#### [Instructions to follow]
In the data below, how many lines include the string "Effektprozessors"? Give only the number.

(Document transcription data)
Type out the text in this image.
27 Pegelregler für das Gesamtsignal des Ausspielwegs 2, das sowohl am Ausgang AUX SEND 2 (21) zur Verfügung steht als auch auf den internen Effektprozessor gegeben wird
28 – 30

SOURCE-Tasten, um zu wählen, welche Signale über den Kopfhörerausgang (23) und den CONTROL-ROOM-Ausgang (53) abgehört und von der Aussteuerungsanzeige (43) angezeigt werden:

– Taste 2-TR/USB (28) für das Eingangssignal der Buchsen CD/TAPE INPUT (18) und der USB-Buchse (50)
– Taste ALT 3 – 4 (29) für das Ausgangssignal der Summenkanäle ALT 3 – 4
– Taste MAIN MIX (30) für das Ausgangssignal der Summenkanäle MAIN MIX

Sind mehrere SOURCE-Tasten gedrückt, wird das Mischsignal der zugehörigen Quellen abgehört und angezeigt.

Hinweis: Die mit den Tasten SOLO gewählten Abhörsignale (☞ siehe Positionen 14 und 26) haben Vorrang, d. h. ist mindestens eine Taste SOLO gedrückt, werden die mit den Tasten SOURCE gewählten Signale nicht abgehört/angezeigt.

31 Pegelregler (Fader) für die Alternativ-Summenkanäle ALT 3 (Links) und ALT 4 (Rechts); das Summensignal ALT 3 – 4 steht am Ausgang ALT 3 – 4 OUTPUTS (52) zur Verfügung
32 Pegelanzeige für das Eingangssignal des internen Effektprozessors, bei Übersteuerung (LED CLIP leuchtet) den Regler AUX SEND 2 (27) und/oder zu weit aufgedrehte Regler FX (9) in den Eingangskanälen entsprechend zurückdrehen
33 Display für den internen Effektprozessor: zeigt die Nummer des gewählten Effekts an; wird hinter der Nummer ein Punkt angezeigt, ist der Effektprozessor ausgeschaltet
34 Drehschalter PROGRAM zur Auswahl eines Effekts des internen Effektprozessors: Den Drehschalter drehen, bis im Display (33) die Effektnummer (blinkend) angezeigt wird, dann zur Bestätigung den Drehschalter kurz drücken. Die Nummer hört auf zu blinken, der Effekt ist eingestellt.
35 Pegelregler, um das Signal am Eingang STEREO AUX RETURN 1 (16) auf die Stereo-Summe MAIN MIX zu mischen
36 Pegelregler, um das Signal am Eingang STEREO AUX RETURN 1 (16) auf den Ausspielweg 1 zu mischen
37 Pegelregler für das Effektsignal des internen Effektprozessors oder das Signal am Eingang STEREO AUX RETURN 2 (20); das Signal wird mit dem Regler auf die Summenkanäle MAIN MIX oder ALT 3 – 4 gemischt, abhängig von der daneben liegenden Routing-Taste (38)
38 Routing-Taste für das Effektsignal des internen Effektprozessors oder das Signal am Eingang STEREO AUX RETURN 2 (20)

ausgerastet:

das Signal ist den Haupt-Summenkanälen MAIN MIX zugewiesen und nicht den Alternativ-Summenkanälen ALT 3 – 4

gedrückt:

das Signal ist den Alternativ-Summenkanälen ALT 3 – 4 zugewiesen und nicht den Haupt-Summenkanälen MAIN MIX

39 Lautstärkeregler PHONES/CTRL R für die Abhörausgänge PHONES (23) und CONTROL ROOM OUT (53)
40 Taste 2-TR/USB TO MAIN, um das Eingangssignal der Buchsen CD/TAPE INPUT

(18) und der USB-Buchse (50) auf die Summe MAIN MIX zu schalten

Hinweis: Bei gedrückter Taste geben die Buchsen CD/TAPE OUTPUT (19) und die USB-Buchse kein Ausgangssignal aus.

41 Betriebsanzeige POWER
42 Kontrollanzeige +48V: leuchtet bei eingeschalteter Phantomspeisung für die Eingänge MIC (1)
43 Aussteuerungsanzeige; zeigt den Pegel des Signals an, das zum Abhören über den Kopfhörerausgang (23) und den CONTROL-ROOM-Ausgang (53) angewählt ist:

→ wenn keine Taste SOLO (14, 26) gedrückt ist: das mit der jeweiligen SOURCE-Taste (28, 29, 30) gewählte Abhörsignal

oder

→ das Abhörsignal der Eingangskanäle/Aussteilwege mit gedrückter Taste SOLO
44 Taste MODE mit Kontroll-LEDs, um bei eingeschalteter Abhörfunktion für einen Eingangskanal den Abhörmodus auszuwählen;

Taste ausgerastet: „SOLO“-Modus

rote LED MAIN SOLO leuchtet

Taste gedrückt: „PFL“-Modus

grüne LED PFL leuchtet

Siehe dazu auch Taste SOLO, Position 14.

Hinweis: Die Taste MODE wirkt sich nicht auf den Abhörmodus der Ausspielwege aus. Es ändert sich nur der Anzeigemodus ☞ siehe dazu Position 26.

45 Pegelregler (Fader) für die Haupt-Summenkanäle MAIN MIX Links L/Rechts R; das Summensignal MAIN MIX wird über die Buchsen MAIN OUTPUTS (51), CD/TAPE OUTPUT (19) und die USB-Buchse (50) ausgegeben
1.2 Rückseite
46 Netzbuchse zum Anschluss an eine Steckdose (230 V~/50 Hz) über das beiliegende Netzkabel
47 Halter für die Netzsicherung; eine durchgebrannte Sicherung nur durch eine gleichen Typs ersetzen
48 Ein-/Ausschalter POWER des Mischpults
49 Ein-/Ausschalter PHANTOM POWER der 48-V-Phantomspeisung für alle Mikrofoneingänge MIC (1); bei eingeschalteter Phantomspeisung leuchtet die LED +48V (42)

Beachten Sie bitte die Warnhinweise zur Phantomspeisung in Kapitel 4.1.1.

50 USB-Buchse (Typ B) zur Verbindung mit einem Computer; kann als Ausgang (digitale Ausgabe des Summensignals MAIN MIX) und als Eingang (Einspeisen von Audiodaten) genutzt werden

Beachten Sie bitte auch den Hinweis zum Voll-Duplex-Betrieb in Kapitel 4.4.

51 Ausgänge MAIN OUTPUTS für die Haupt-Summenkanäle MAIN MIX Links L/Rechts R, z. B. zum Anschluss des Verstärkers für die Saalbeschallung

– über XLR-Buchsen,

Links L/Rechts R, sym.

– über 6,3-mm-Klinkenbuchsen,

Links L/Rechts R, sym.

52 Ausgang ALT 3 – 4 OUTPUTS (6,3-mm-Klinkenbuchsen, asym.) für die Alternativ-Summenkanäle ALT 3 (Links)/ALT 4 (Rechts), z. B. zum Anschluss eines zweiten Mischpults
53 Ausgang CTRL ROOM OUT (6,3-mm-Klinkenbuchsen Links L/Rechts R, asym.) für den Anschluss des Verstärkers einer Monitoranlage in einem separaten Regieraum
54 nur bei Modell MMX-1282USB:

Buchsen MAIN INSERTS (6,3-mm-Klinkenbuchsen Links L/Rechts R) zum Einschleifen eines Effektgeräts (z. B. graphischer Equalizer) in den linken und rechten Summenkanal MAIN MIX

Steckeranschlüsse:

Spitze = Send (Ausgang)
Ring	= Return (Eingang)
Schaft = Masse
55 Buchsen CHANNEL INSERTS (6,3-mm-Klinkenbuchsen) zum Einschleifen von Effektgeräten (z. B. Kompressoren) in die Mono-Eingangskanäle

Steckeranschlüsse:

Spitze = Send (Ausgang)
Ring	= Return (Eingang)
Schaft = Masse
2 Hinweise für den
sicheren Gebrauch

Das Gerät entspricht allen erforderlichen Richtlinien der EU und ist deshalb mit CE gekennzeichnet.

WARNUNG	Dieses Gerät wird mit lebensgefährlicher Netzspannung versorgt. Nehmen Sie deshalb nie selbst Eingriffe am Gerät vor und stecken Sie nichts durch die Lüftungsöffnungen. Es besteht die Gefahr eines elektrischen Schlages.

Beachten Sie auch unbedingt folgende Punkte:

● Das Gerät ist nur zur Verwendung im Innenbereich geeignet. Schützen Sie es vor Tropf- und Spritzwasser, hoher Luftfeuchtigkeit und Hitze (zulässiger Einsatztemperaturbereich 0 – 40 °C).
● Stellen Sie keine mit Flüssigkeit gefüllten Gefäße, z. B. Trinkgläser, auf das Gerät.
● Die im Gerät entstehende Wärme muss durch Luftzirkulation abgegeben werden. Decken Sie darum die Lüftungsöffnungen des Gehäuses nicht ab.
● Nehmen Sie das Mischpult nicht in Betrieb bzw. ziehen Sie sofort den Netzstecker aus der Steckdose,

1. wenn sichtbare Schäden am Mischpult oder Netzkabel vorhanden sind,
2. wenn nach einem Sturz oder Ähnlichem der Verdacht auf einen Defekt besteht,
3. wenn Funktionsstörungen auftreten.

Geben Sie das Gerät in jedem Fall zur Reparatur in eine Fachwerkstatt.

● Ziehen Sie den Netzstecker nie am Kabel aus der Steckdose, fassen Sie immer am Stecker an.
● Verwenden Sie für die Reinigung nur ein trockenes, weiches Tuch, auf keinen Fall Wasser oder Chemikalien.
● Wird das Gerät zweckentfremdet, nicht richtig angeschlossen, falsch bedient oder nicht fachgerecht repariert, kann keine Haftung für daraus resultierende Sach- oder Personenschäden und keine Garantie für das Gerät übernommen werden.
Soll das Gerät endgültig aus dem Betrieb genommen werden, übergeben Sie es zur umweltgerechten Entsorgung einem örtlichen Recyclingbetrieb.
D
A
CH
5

#### [Response to the task]
4